"""

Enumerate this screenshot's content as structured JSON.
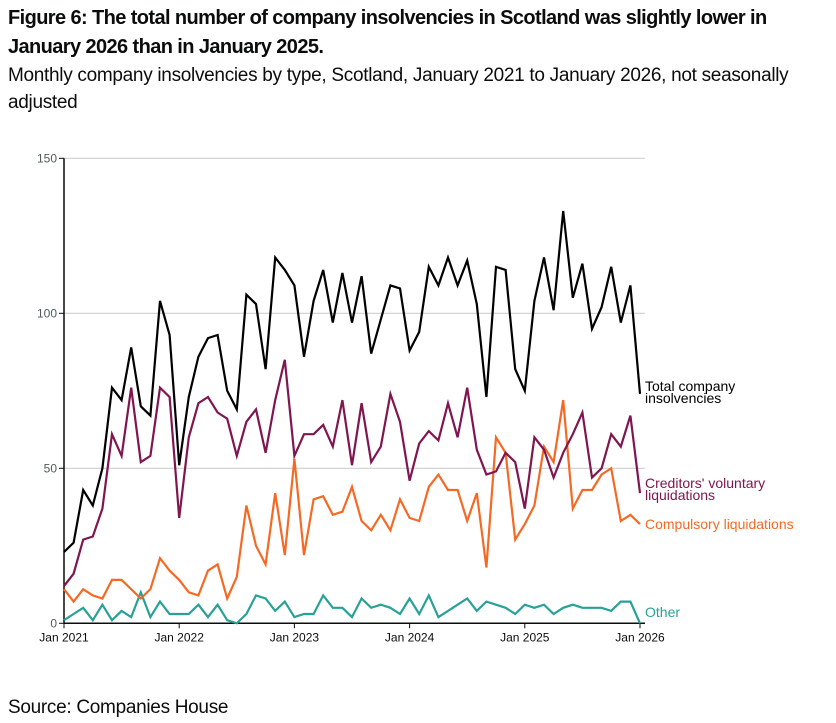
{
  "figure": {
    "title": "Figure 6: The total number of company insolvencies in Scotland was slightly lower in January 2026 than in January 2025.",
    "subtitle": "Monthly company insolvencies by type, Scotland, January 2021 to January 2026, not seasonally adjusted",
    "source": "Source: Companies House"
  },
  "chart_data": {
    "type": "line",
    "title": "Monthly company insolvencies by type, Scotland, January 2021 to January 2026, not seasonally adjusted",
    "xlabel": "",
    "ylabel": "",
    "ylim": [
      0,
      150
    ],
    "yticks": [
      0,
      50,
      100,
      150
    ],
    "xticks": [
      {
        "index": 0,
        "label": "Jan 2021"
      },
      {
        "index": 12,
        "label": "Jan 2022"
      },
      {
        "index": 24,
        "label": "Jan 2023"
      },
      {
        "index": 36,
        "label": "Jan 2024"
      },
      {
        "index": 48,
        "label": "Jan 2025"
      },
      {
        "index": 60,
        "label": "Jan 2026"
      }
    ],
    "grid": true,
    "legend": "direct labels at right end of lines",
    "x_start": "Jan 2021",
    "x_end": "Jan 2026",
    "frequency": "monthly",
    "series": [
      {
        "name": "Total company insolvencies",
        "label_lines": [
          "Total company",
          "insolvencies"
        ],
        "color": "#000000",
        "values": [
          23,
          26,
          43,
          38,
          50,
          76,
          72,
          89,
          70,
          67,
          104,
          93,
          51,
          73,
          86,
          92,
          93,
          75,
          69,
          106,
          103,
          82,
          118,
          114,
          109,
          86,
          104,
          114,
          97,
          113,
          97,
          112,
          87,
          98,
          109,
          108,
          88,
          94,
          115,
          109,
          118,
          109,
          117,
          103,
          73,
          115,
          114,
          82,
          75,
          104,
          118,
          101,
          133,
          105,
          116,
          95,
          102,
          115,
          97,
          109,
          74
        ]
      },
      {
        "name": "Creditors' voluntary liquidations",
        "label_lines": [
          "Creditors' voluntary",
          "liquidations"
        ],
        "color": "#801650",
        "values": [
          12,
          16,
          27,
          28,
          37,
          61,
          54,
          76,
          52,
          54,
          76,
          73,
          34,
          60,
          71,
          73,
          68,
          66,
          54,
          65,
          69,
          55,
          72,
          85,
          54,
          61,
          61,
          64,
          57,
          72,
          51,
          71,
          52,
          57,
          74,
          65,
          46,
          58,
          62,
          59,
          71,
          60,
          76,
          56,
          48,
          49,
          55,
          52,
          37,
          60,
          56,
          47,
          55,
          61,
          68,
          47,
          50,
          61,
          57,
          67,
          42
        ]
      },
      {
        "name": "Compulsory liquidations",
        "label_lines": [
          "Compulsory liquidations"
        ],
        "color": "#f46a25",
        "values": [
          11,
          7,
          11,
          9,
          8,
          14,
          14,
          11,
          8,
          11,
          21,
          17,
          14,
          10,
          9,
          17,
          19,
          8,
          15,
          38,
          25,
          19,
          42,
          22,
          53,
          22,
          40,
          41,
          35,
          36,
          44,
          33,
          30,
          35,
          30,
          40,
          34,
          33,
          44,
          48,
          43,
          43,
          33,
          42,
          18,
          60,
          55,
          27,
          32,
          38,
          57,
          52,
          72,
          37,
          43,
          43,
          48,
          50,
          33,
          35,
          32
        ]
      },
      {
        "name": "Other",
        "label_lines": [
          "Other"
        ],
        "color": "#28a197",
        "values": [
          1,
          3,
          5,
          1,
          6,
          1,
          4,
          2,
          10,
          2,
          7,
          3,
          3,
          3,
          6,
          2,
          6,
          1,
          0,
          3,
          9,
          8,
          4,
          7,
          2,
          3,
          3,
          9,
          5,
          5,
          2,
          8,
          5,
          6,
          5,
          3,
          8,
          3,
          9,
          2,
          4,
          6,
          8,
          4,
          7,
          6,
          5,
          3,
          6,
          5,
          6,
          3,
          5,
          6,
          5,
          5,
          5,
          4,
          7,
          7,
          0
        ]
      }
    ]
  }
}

"""

REQUIREMENT ▸ Quote all the lines above exactly as given. Do not include the pictures.

CORRECT RESPONSE ▸
Enumerate this screenshot's content as structured JSON.
{
  "figure": {
    "title": "Figure 6: The total number of company insolvencies in Scotland was slightly lower in January 2026 than in January 2025.",
    "subtitle": "Monthly company insolvencies by type, Scotland, January 2021 to January 2026, not seasonally adjusted",
    "source": "Source: Companies House"
  },
  "chart_data": {
    "type": "line",
    "title": "Monthly company insolvencies by type, Scotland, January 2021 to January 2026, not seasonally adjusted",
    "xlabel": "",
    "ylabel": "",
    "ylim": [
      0,
      150
    ],
    "yticks": [
      0,
      50,
      100,
      150
    ],
    "xticks": [
      {
        "index": 0,
        "label": "Jan 2021"
      },
      {
        "index": 12,
        "label": "Jan 2022"
      },
      {
        "index": 24,
        "label": "Jan 2023"
      },
      {
        "index": 36,
        "label": "Jan 2024"
      },
      {
        "index": 48,
        "label": "Jan 2025"
      },
      {
        "index": 60,
        "label": "Jan 2026"
      }
    ],
    "grid": true,
    "legend": "direct labels at right end of lines",
    "x_start": "Jan 2021",
    "x_end": "Jan 2026",
    "frequency": "monthly",
    "series": [
      {
        "name": "Total company insolvencies",
        "label_lines": [
          "Total company",
          "insolvencies"
        ],
        "color": "#000000",
        "values": [
          23,
          26,
          43,
          38,
          50,
          76,
          72,
          89,
          70,
          67,
          104,
          93,
          51,
          73,
          86,
          92,
          93,
          75,
          69,
          106,
          103,
          82,
          118,
          114,
          109,
          86,
          104,
          114,
          97,
          113,
          97,
          112,
          87,
          98,
          109,
          108,
          88,
          94,
          115,
          109,
          118,
          109,
          117,
          103,
          73,
          115,
          114,
          82,
          75,
          104,
          118,
          101,
          133,
          105,
          116,
          95,
          102,
          115,
          97,
          109,
          74
        ]
      },
      {
        "name": "Creditors' voluntary liquidations",
        "label_lines": [
          "Creditors' voluntary",
          "liquidations"
        ],
        "color": "#801650",
        "values": [
          12,
          16,
          27,
          28,
          37,
          61,
          54,
          76,
          52,
          54,
          76,
          73,
          34,
          60,
          71,
          73,
          68,
          66,
          54,
          65,
          69,
          55,
          72,
          85,
          54,
          61,
          61,
          64,
          57,
          72,
          51,
          71,
          52,
          57,
          74,
          65,
          46,
          58,
          62,
          59,
          71,
          60,
          76,
          56,
          48,
          49,
          55,
          52,
          37,
          60,
          56,
          47,
          55,
          61,
          68,
          47,
          50,
          61,
          57,
          67,
          42
        ]
      },
      {
        "name": "Compulsory liquidations",
        "label_lines": [
          "Compulsory liquidations"
        ],
        "color": "#f46a25",
        "values": [
          11,
          7,
          11,
          9,
          8,
          14,
          14,
          11,
          8,
          11,
          21,
          17,
          14,
          10,
          9,
          17,
          19,
          8,
          15,
          38,
          25,
          19,
          42,
          22,
          53,
          22,
          40,
          41,
          35,
          36,
          44,
          33,
          30,
          35,
          30,
          40,
          34,
          33,
          44,
          48,
          43,
          43,
          33,
          42,
          18,
          60,
          55,
          27,
          32,
          38,
          57,
          52,
          72,
          37,
          43,
          43,
          48,
          50,
          33,
          35,
          32
        ]
      },
      {
        "name": "Other",
        "label_lines": [
          "Other"
        ],
        "color": "#28a197",
        "values": [
          1,
          3,
          5,
          1,
          6,
          1,
          4,
          2,
          10,
          2,
          7,
          3,
          3,
          3,
          6,
          2,
          6,
          1,
          0,
          3,
          9,
          8,
          4,
          7,
          2,
          3,
          3,
          9,
          5,
          5,
          2,
          8,
          5,
          6,
          5,
          3,
          8,
          3,
          9,
          2,
          4,
          6,
          8,
          4,
          7,
          6,
          5,
          3,
          6,
          5,
          6,
          3,
          5,
          6,
          5,
          5,
          5,
          4,
          7,
          7,
          0
        ]
      }
    ]
  }
}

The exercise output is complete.